Saved data entries:
'''
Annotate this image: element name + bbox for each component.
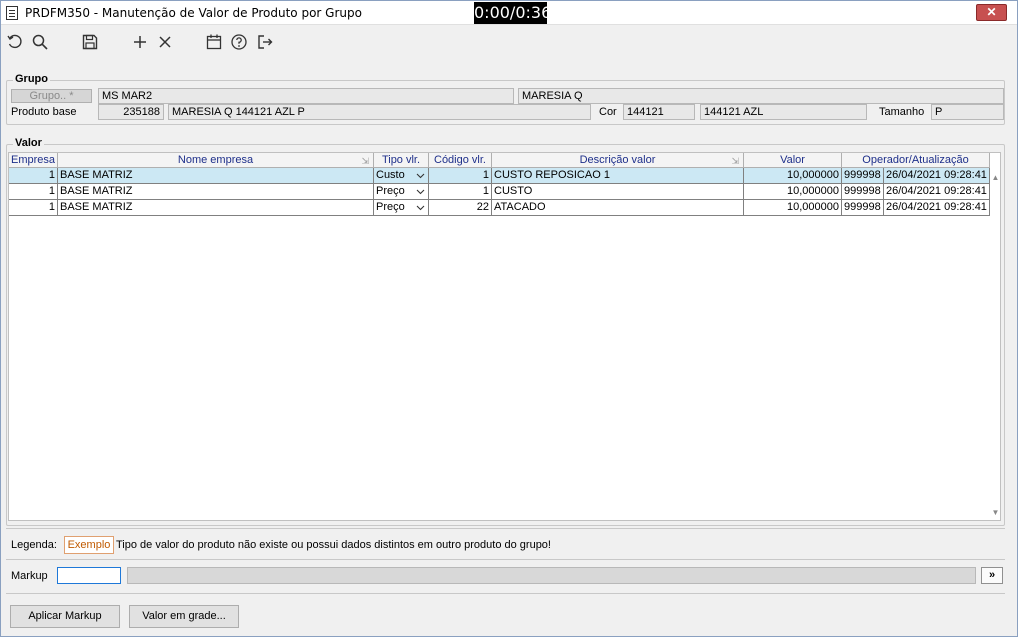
title-bar: PRDFM350 - Manutenção de Valor de Produt… (1, 1, 1017, 25)
divider (6, 593, 1005, 594)
cell-operador[interactable]: 999998 (842, 184, 884, 200)
cell-tipo[interactable]: Preço (374, 200, 429, 216)
document-icon (6, 6, 18, 20)
sort-icon: ⇲ (361, 156, 369, 166)
markup-progress-bar (127, 567, 976, 584)
legend-sample: Exemplo (64, 536, 114, 554)
cell-nome[interactable]: BASE MATRIZ (58, 200, 374, 216)
cell-tipo-value: Preço (376, 185, 405, 197)
col-codigo-vlr[interactable]: Código vlr. (429, 153, 492, 168)
toolbar (1, 26, 1017, 58)
legend-label: Legenda: (11, 539, 57, 551)
table-row[interactable]: 1 BASE MATRIZ Preço 22 ATACADO 10,000000… (9, 200, 990, 216)
cell-empresa[interactable]: 1 (9, 184, 58, 200)
cor-desc-field: 144121 AZL (700, 104, 867, 120)
col-valor[interactable]: Valor (744, 153, 842, 168)
help-icon[interactable] (229, 32, 249, 52)
grupo-section-title: Grupo (13, 73, 50, 85)
grupo-lookup-button[interactable]: Grupo.. * (11, 89, 92, 103)
markup-go-button[interactable]: » (981, 567, 1003, 584)
legend-text: Tipo de valor do produto não existe ou p… (116, 539, 551, 551)
cell-valor[interactable]: 10,000000 (744, 200, 842, 216)
cell-valor[interactable]: 10,000000 (744, 168, 842, 184)
col-nome-empresa-label: Nome empresa (177, 154, 254, 166)
cell-valor[interactable]: 10,000000 (744, 184, 842, 200)
cell-empresa[interactable]: 1 (9, 200, 58, 216)
cell-nome[interactable]: BASE MATRIZ (58, 184, 374, 200)
save-icon[interactable] (80, 32, 100, 52)
cell-codigo[interactable]: 22 (429, 200, 492, 216)
cell-operador[interactable]: 999998 (842, 200, 884, 216)
chevron-down-icon[interactable] (414, 169, 426, 182)
cell-tipo[interactable]: Preço (374, 184, 429, 200)
cell-atualizacao[interactable]: 26/04/2021 09:28:41 (884, 200, 990, 216)
scroll-up-icon[interactable]: ▲ (990, 173, 1001, 183)
cell-descricao[interactable]: CUSTO (492, 184, 744, 200)
markup-input[interactable] (57, 567, 121, 584)
undo-icon[interactable] (5, 32, 25, 52)
col-descricao-valor[interactable]: Descrição valor ⇲ (492, 153, 744, 168)
col-empresa[interactable]: Empresa (9, 153, 58, 168)
search-icon[interactable] (30, 32, 50, 52)
cell-descricao[interactable]: CUSTO REPOSICAO 1 (492, 168, 744, 184)
cell-tipo-value: Preço (376, 201, 405, 213)
sort-icon: ⇲ (731, 156, 739, 166)
valor-grid: Empresa Nome empresa ⇲ Tipo vlr. Código … (8, 152, 1001, 521)
window-title: PRDFM350 - Manutenção de Valor de Produt… (25, 6, 362, 20)
apply-markup-button[interactable]: Aplicar Markup (10, 605, 120, 628)
cell-codigo[interactable]: 1 (429, 168, 492, 184)
produto-desc-field: MARESIA Q 144121 AZL P (168, 104, 591, 120)
main-window: PRDFM350 - Manutenção de Valor de Produt… (0, 0, 1018, 637)
close-button[interactable]: ✕ (976, 4, 1007, 21)
divider (6, 559, 1005, 560)
grupo-desc-field: MARESIA Q (518, 88, 1004, 104)
cor-label: Cor (599, 106, 617, 118)
cell-atualizacao[interactable]: 26/04/2021 09:28:41 (884, 168, 990, 184)
tamanho-label: Tamanho (879, 106, 925, 118)
grid-header: Empresa Nome empresa ⇲ Tipo vlr. Código … (9, 153, 990, 168)
cell-tipo[interactable]: Custo (374, 168, 429, 184)
scroll-down-icon[interactable]: ▼ (990, 508, 1001, 518)
table-row[interactable]: 1 BASE MATRIZ Custo 1 CUSTO REPOSICAO 1 … (9, 168, 990, 184)
chevron-down-icon[interactable] (414, 185, 426, 198)
cell-empresa[interactable]: 1 (9, 168, 58, 184)
timer-overlay: 0:00/0:36 (474, 2, 552, 24)
cell-nome[interactable]: BASE MATRIZ (58, 168, 374, 184)
produto-code-field[interactable]: 235188 (98, 104, 164, 120)
cell-tipo-value: Custo (376, 169, 405, 181)
col-tipo-vlr[interactable]: Tipo vlr. (374, 153, 429, 168)
grupo-code-field[interactable]: MS MAR2 (98, 88, 514, 104)
markup-label: Markup (11, 570, 48, 582)
cell-codigo[interactable]: 1 (429, 184, 492, 200)
col-operador-atualizacao[interactable]: Operador/Atualização (842, 153, 990, 168)
produto-base-label: Produto base (11, 106, 77, 118)
exit-icon[interactable] (255, 32, 275, 52)
add-icon[interactable] (130, 32, 150, 52)
col-nome-empresa[interactable]: Nome empresa ⇲ (58, 153, 374, 168)
chevron-down-icon[interactable] (414, 201, 426, 214)
delete-icon[interactable] (155, 32, 175, 52)
calendar-icon[interactable] (204, 32, 224, 52)
cor-code-field[interactable]: 144121 (623, 104, 695, 120)
tamanho-field[interactable]: P (931, 104, 1004, 120)
cell-atualizacao[interactable]: 26/04/2021 09:28:41 (884, 184, 990, 200)
cell-operador[interactable]: 999998 (842, 168, 884, 184)
valor-section-title: Valor (13, 137, 44, 149)
valor-em-grade-button[interactable]: Valor em grade... (129, 605, 239, 628)
col-descricao-valor-label: Descrição valor (579, 154, 656, 166)
divider (6, 528, 1005, 529)
cell-descricao[interactable]: ATACADO (492, 200, 744, 216)
table-row[interactable]: 1 BASE MATRIZ Preço 1 CUSTO 10,000000 99… (9, 184, 990, 200)
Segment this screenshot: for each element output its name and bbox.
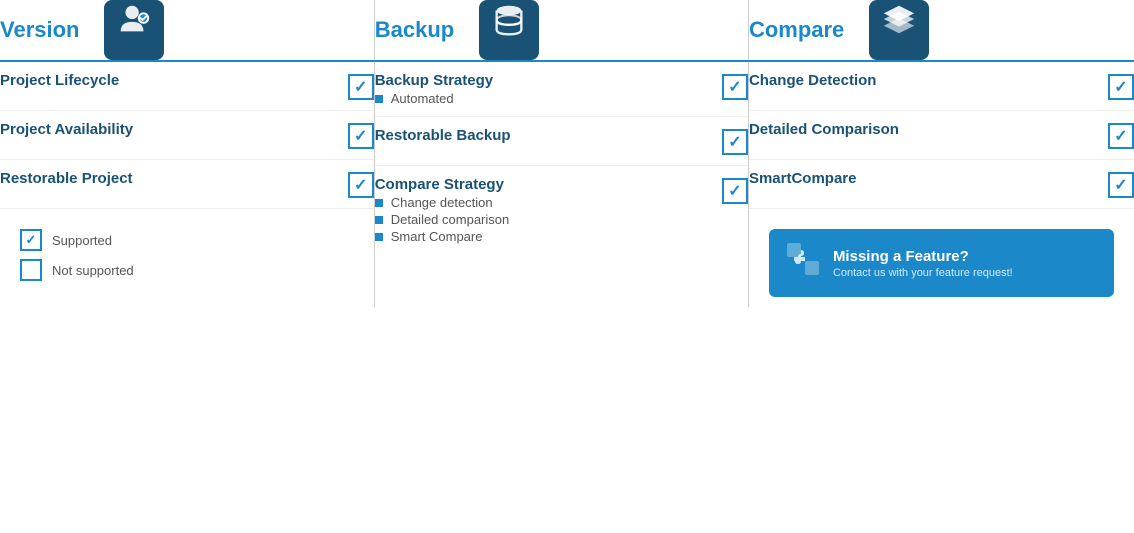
'''
▶ [Exercise objective]
Rewrite the entries with "BASE MATRIZ" renamed to "BASE CENTRAL" everywhere, changing nothing else and leaving out the pictures.

▶ [In response]
Annotate this image: element name + bbox for each component.
title-bar: PRDFM350 - Manutenção de Valor de Produt… (1, 1, 1017, 25)
divider (6, 593, 1005, 594)
cell-operador[interactable]: 999998 (842, 184, 884, 200)
cell-tipo[interactable]: Preço (374, 200, 429, 216)
document-icon (6, 6, 18, 20)
sort-icon: ⇲ (361, 156, 369, 166)
markup-progress-bar (127, 567, 976, 584)
legend-sample: Exemplo (64, 536, 114, 554)
cell-nome[interactable]: BASE CENTRAL (58, 200, 374, 216)
cell-tipo-value: Preço (376, 185, 405, 197)
col-codigo-vlr[interactable]: Código vlr. (429, 153, 492, 168)
toolbar (1, 26, 1017, 58)
legend-label: Legenda: (11, 539, 57, 551)
table-row[interactable]: 1 BASE CENTRAL Preço 22 ATACADO 10,000000… (9, 200, 990, 216)
cell-empresa[interactable]: 1 (9, 184, 58, 200)
cor-desc-field: 144121 AZL (700, 104, 867, 120)
col-valor[interactable]: Valor (744, 153, 842, 168)
help-icon[interactable] (229, 32, 249, 52)
grupo-section-title: Grupo (13, 73, 50, 85)
grupo-lookup-button[interactable]: Grupo.. * (11, 89, 92, 103)
markup-go-button[interactable]: » (981, 567, 1003, 584)
legend-text: Tipo de valor do produto não existe ou p… (116, 539, 551, 551)
cell-valor[interactable]: 10,000000 (744, 200, 842, 216)
cell-valor[interactable]: 10,000000 (744, 168, 842, 184)
col-nome-empresa-label: Nome empresa (177, 154, 254, 166)
cell-valor[interactable]: 10,000000 (744, 184, 842, 200)
cell-empresa[interactable]: 1 (9, 200, 58, 216)
cell-nome[interactable]: BASE CENTRAL (58, 184, 374, 200)
save-icon[interactable] (80, 32, 100, 52)
cell-codigo[interactable]: 22 (429, 200, 492, 216)
cell-operador[interactable]: 999998 (842, 200, 884, 216)
chevron-down-icon[interactable] (414, 169, 426, 182)
cell-tipo[interactable]: Preço (374, 184, 429, 200)
cell-atualizacao[interactable]: 26/04/2021 09:28:41 (884, 200, 990, 216)
scroll-up-icon[interactable]: ▲ (990, 173, 1001, 183)
cell-descricao[interactable]: CUSTO (492, 184, 744, 200)
markup-input[interactable] (57, 567, 121, 584)
undo-icon[interactable] (5, 32, 25, 52)
col-descricao-valor[interactable]: Descrição valor ⇲ (492, 153, 744, 168)
col-empresa[interactable]: Empresa (9, 153, 58, 168)
search-icon[interactable] (30, 32, 50, 52)
cell-descricao[interactable]: CUSTO REPOSICAO 1 (492, 168, 744, 184)
cell-tipo-value: Preço (376, 201, 405, 213)
sort-icon: ⇲ (731, 156, 739, 166)
valor-grid: Empresa Nome empresa ⇲ Tipo vlr. Código … (8, 152, 1001, 521)
window-title: PRDFM350 - Manutenção de Valor de Produt… (25, 6, 362, 20)
apply-markup-button[interactable]: Aplicar Markup (10, 605, 120, 628)
cell-codigo[interactable]: 1 (429, 168, 492, 184)
produto-desc-field: MARESIA Q 144121 AZL P (168, 104, 591, 120)
main-window: PRDFM350 - Manutenção de Valor de Produt… (0, 0, 1018, 637)
close-button[interactable]: ✕ (976, 4, 1007, 21)
divider (6, 559, 1005, 560)
grupo-desc-field: MARESIA Q (518, 88, 1004, 104)
cor-label: Cor (599, 106, 617, 118)
cell-atualizacao[interactable]: 26/04/2021 09:28:41 (884, 168, 990, 184)
tamanho-label: Tamanho (879, 106, 925, 118)
grid-header: Empresa Nome empresa ⇲ Tipo vlr. Código … (9, 153, 990, 168)
cell-tipo[interactable]: Custo (374, 168, 429, 184)
scroll-down-icon[interactable]: ▼ (990, 508, 1001, 518)
table-row[interactable]: 1 BASE CENTRAL Custo 1 CUSTO REPOSICAO 1 … (9, 168, 990, 184)
chevron-down-icon[interactable] (414, 185, 426, 198)
cell-empresa[interactable]: 1 (9, 168, 58, 184)
timer-overlay: 0:00/0:36 (474, 2, 552, 24)
cell-nome[interactable]: BASE CENTRAL (58, 168, 374, 184)
produto-code-field[interactable]: 235188 (98, 104, 164, 120)
cell-tipo-value: Custo (376, 169, 405, 181)
col-tipo-vlr[interactable]: Tipo vlr. (374, 153, 429, 168)
grupo-code-field[interactable]: MS MAR2 (98, 88, 514, 104)
markup-label: Markup (11, 570, 48, 582)
cell-codigo[interactable]: 1 (429, 184, 492, 200)
col-operador-atualizacao[interactable]: Operador/Atualização (842, 153, 990, 168)
produto-base-label: Produto base (11, 106, 77, 118)
exit-icon[interactable] (255, 32, 275, 52)
add-icon[interactable] (130, 32, 150, 52)
col-nome-empresa[interactable]: Nome empresa ⇲ (58, 153, 374, 168)
chevron-down-icon[interactable] (414, 201, 426, 214)
delete-icon[interactable] (155, 32, 175, 52)
calendar-icon[interactable] (204, 32, 224, 52)
cor-code-field[interactable]: 144121 (623, 104, 695, 120)
tamanho-field[interactable]: P (931, 104, 1004, 120)
cell-atualizacao[interactable]: 26/04/2021 09:28:41 (884, 184, 990, 200)
cell-operador[interactable]: 999998 (842, 168, 884, 184)
valor-section-title: Valor (13, 137, 44, 149)
valor-em-grade-button[interactable]: Valor em grade... (129, 605, 239, 628)
col-descricao-valor-label: Descrição valor (579, 154, 656, 166)
divider (6, 528, 1005, 529)
cell-descricao[interactable]: ATACADO (492, 200, 744, 216)
table-row[interactable]: 1 BASE CENTRAL Preço 1 CUSTO 10,000000 99… (9, 184, 990, 200)
Segment this screenshot: for each element output its name and bbox.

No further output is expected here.